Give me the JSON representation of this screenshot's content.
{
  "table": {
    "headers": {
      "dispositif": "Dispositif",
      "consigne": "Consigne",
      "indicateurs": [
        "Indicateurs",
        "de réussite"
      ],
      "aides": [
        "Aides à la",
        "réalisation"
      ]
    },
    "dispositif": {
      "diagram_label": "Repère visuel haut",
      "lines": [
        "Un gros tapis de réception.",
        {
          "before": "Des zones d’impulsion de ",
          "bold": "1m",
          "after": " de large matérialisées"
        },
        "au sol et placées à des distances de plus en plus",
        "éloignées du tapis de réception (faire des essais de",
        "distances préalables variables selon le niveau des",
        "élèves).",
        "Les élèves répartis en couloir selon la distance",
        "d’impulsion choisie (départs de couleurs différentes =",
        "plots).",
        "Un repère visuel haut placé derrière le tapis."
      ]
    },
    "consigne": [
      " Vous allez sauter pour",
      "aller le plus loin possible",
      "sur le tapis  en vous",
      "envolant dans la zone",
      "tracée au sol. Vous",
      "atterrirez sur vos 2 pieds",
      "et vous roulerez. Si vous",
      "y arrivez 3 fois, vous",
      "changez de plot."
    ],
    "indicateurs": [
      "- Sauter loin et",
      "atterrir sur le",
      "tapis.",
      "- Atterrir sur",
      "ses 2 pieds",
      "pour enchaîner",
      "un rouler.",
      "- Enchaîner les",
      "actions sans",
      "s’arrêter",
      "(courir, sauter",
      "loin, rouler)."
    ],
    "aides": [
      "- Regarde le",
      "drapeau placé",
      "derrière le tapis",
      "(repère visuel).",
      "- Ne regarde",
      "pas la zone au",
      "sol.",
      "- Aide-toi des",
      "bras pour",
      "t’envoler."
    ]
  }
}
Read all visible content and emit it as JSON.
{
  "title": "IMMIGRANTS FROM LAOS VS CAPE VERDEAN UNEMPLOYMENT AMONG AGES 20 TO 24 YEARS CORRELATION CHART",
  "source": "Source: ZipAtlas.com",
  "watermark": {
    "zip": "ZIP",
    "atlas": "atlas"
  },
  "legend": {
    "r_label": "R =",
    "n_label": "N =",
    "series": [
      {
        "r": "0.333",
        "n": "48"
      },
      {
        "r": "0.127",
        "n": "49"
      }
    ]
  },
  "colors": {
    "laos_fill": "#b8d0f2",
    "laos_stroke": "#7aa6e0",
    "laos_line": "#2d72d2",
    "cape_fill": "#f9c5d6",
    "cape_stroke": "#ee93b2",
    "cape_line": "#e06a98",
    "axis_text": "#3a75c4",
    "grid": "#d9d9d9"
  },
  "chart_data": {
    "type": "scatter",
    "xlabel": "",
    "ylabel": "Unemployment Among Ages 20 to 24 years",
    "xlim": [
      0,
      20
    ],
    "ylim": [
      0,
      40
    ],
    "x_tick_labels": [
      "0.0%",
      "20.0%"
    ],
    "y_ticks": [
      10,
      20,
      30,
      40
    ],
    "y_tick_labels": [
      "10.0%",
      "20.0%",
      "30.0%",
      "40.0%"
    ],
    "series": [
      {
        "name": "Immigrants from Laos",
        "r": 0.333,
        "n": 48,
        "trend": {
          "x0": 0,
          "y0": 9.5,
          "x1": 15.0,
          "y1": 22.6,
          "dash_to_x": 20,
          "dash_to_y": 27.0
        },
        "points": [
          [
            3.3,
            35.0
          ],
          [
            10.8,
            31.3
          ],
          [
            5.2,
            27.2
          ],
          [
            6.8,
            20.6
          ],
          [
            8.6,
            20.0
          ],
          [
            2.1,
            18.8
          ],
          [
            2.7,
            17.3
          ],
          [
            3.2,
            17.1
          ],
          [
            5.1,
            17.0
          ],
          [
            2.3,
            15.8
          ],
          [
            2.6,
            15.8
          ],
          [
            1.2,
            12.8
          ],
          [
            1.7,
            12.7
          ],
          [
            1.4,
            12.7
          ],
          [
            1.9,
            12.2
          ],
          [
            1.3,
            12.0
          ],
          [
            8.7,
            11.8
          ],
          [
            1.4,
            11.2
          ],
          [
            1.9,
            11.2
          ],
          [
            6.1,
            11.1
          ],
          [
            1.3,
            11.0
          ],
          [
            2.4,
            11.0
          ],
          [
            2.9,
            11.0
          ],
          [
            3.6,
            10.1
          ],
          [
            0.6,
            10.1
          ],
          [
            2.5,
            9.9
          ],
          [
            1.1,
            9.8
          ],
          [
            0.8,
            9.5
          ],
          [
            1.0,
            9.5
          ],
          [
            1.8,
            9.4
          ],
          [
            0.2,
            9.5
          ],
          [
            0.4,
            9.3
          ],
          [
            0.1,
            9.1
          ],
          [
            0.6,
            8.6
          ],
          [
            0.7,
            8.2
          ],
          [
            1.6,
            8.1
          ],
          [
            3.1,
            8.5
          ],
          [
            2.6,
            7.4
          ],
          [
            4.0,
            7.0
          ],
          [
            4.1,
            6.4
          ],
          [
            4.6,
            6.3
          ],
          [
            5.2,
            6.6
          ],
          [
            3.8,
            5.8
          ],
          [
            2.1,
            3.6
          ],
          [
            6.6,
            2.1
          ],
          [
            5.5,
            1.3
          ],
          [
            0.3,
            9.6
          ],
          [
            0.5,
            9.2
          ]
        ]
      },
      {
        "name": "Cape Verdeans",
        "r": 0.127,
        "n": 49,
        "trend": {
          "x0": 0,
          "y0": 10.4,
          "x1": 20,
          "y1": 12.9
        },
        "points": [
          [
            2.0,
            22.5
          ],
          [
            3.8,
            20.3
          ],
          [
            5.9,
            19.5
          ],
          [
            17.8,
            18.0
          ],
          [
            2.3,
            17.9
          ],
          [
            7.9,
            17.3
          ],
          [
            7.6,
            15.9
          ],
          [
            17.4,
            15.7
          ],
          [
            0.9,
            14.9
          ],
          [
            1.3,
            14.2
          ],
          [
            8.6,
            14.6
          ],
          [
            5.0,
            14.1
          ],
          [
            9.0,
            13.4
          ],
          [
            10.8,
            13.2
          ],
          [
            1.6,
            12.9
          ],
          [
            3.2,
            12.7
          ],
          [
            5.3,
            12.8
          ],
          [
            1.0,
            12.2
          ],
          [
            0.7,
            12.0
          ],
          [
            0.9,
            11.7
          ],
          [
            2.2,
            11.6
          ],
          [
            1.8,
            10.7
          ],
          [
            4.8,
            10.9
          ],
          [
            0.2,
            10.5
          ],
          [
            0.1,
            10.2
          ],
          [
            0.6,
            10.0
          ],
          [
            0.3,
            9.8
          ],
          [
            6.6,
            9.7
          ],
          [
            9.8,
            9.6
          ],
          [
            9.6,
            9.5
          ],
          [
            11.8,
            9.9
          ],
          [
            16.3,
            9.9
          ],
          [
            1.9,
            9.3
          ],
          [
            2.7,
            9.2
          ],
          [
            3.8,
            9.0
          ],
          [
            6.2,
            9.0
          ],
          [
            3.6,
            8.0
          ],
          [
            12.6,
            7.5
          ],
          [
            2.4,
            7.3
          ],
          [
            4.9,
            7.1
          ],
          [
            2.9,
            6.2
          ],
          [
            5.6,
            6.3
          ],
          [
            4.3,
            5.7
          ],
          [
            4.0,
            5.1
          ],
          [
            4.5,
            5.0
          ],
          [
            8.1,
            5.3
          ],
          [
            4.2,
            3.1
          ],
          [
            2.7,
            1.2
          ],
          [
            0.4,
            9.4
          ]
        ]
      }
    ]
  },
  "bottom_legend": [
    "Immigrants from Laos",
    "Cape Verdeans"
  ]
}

::::::

* _Work to complete_
Go through the records line by line and count those containing the string "content". Give only the total.

* _Output below_
2